What is expected >> Note each line that includes the word "with". Copy those lines.
===== Provided data =====
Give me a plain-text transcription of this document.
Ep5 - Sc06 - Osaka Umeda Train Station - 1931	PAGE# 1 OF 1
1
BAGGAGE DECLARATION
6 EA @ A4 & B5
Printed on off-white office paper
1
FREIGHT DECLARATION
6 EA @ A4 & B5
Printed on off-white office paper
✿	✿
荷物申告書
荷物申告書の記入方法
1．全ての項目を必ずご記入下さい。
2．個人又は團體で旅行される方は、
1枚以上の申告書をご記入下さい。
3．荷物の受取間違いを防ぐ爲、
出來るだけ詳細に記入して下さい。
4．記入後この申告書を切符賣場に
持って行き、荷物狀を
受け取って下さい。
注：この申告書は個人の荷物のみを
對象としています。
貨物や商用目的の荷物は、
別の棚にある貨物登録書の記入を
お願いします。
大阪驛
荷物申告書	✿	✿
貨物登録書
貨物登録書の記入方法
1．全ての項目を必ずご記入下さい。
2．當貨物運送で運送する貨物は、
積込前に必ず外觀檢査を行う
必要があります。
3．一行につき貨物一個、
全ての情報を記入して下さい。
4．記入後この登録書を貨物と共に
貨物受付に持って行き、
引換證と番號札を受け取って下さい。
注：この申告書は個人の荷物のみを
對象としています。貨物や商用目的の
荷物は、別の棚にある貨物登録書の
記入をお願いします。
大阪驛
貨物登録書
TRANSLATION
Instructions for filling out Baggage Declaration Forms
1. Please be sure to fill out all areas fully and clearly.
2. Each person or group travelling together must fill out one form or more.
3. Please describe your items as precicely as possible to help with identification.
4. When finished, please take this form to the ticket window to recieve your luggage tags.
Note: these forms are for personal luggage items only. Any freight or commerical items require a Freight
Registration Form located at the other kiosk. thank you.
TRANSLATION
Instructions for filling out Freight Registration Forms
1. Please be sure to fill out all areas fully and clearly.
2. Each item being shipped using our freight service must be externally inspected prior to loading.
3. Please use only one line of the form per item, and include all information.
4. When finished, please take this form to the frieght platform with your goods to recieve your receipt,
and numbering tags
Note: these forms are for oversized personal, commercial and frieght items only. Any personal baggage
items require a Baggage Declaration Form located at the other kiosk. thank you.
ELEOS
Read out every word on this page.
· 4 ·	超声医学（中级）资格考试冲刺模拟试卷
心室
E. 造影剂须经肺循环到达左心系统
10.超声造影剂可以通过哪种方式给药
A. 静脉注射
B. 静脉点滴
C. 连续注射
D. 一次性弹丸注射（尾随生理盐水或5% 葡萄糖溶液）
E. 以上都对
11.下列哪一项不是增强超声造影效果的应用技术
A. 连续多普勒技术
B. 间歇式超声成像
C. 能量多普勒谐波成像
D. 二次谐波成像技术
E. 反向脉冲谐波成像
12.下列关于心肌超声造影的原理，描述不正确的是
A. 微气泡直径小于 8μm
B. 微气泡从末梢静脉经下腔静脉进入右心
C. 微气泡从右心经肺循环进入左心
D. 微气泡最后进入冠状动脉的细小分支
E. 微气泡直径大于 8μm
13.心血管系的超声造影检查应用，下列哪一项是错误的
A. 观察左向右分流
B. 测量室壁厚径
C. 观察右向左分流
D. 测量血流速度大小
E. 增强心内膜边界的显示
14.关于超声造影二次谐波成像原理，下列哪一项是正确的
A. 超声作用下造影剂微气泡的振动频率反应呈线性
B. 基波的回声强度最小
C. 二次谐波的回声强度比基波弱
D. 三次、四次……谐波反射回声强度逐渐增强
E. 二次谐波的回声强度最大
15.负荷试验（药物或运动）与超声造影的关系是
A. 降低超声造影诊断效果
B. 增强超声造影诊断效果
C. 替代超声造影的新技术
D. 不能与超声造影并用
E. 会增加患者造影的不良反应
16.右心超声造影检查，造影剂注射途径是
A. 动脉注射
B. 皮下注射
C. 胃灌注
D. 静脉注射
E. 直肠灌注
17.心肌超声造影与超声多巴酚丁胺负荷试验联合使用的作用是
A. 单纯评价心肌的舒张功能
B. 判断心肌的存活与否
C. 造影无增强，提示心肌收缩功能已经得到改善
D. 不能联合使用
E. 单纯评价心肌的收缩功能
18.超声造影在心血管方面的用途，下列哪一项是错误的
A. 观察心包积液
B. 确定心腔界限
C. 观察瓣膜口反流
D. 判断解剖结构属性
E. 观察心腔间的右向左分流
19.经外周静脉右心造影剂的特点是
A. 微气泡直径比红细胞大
=====
Response to the task >>
3. Please describe your items as precicely as possible to help with identification.
4. When finished, please take this form to the frieght platform with your goods to recieve your receipt,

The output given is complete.